**Job**. Pull out from the material below all lines with "nickname".

**Provided material**.

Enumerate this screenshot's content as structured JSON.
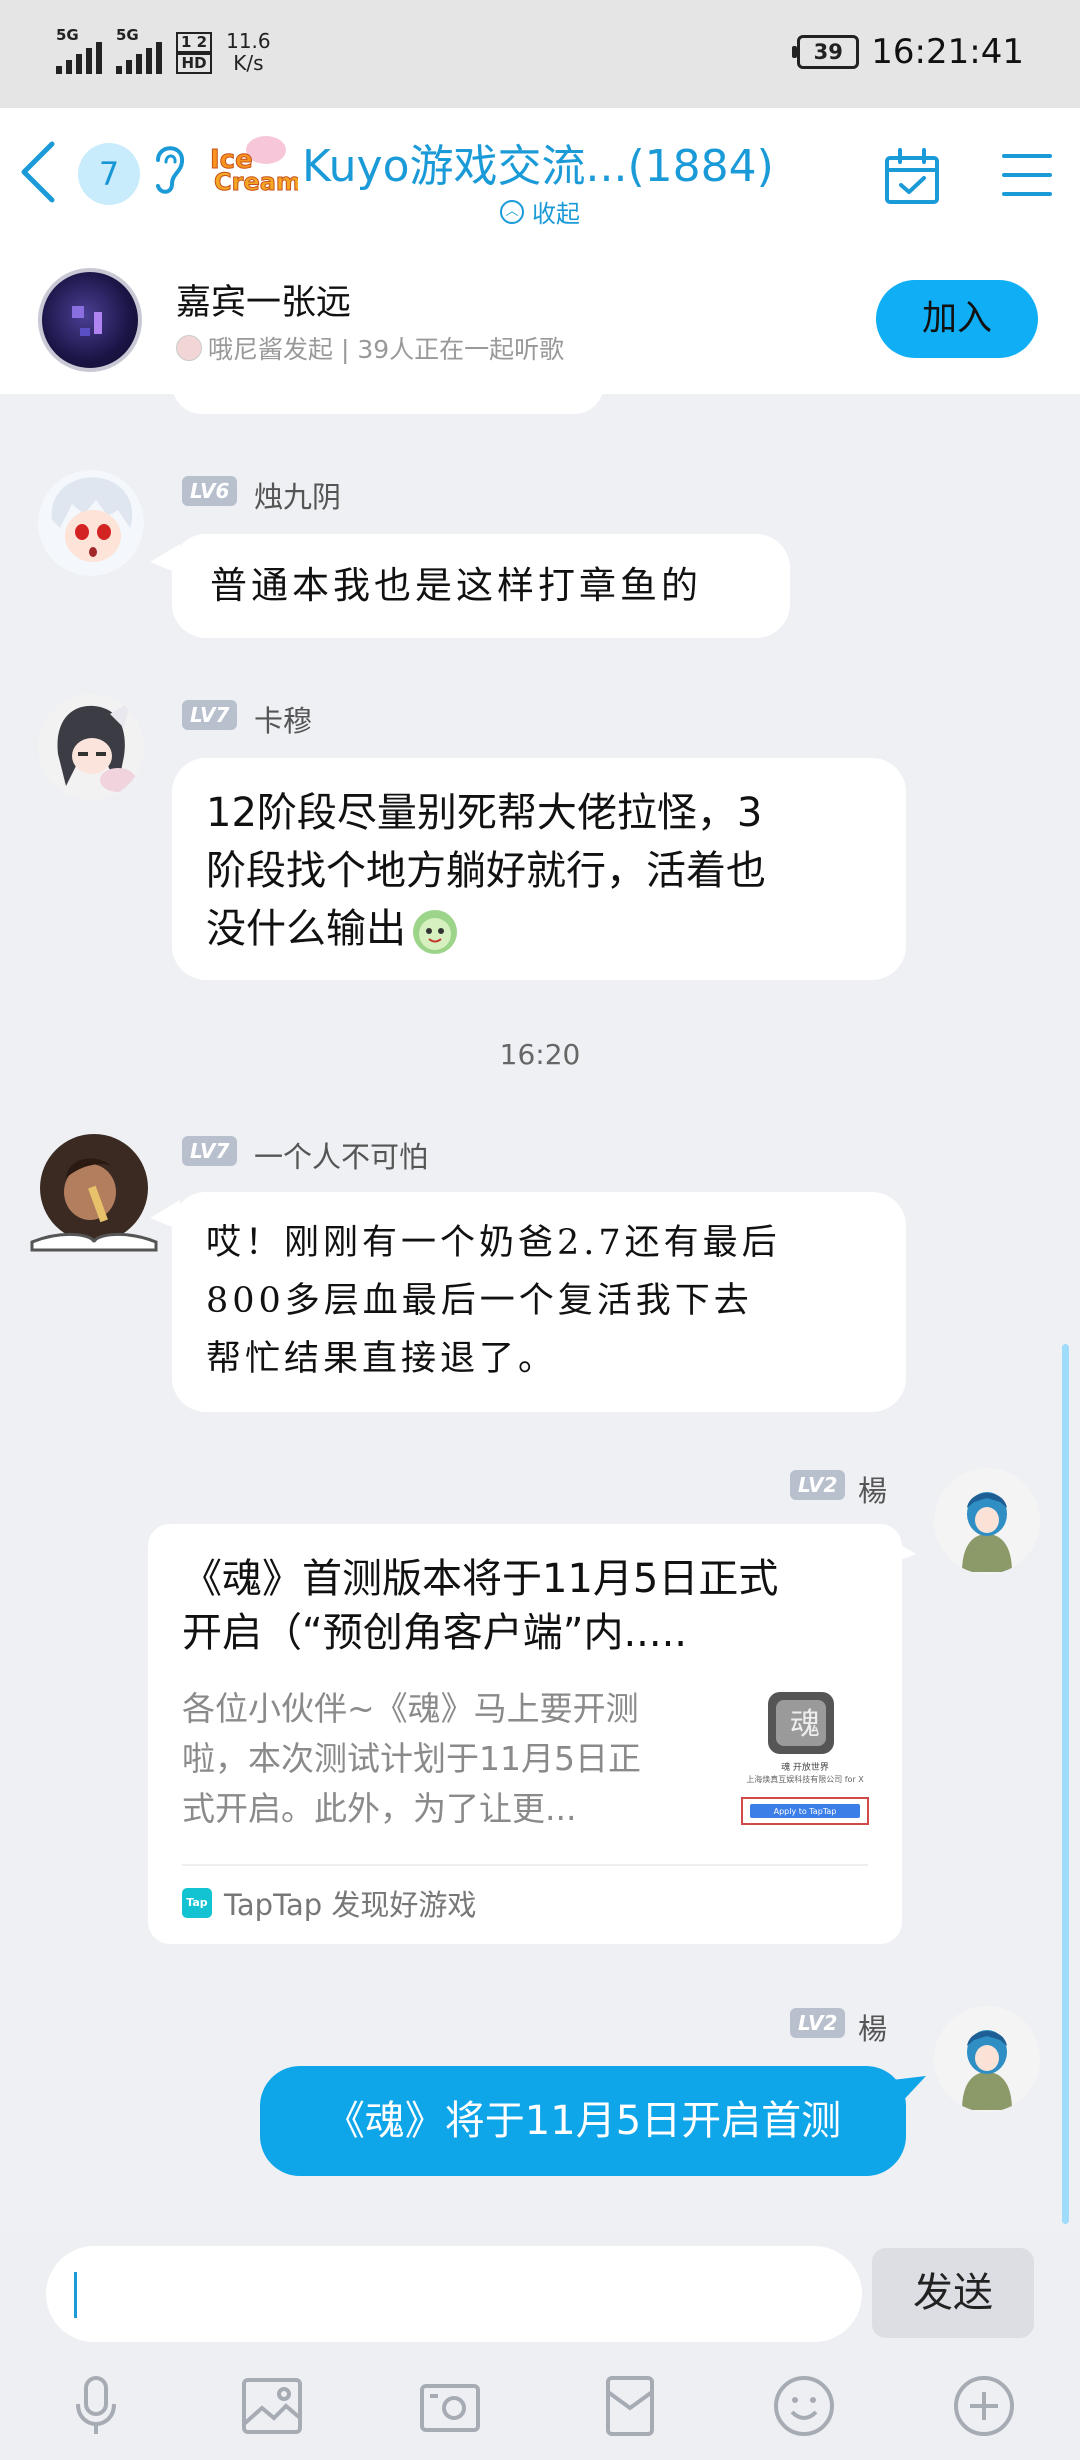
{
  "status_bar": {
    "sim1": "5G",
    "sim2": "5G",
    "hd_top": "1 2",
    "hd_bottom": "HD",
    "speed_value": "11.6",
    "speed_unit": "K/s",
    "battery": "39",
    "time": "16:21:41"
  },
  "header": {
    "unread_count": "7",
    "title": "Kuyo游戏交流...(1884)",
    "collapse_label": "收起",
    "logo_text": "Ice Cream"
  },
  "listen_together": {
    "title": "嘉宾一张远",
    "subtitle": "哦尼酱发起 | 39人正在一起听歌",
    "join_label": "加入"
  },
  "messages": [
    {
      "level": "LV6",
      "nickname": "烛九阴",
      "text": "普通本我也是这样打章鱼的"
    },
    {
      "level": "LV7",
      "nickname": "卡穆",
      "lines": [
        "12阶段尽量别死帮大佬拉怪，3",
        "阶段找个地方躺好就行，活着也",
        "没什么输出"
      ]
    },
    {
      "time": "16:20"
    },
    {
      "level": "LV7",
      "nickname": "一个人不可怕",
      "lines": [
        "哎！刚刚有一个奶爸2.7还有最后",
        "800多层血最后一个复活我下去",
        "帮忙结果直接退了。"
      ]
    },
    {
      "level": "LV2",
      "nickname": "楊",
      "card": {
        "title_lines": [
          "《魂》首测版本将于11月5日正式",
          "开启（“预创角客户端”内....."
        ],
        "desc_lines": [
          "各位小伙伴~《魂》马上要开测",
          "啦，本次测试计划于11月5日正",
          "式开启。此外，为了让更..."
        ],
        "thumb_caption": "魂 开放世界",
        "thumb_company": "上海焕真互娱科技有限公司 for X",
        "thumb_button": "Apply to TapTap",
        "source_icon": "Tap",
        "source": "TapTap 发现好游戏"
      }
    },
    {
      "level": "LV2",
      "nickname": "楊",
      "text": "《魂》将于11月5日开启首测"
    }
  ],
  "input_bar": {
    "placeholder": "",
    "send_label": "发送",
    "tools": [
      "microphone-icon",
      "image-icon",
      "camera-icon",
      "red-packet-icon",
      "emoji-icon",
      "plus-icon"
    ]
  },
  "colors": {
    "accent": "#1b9ad8",
    "join_button": "#10aef4",
    "my_bubble": "#0fa5e9",
    "level_badge": "#b8c0cd"
  }
}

**Expected output**.
      "nickname": "烛九阴",
      "nickname": "卡穆",
      "nickname": "一个人不可怕",
      "nickname": "楊",
      "nickname": "楊",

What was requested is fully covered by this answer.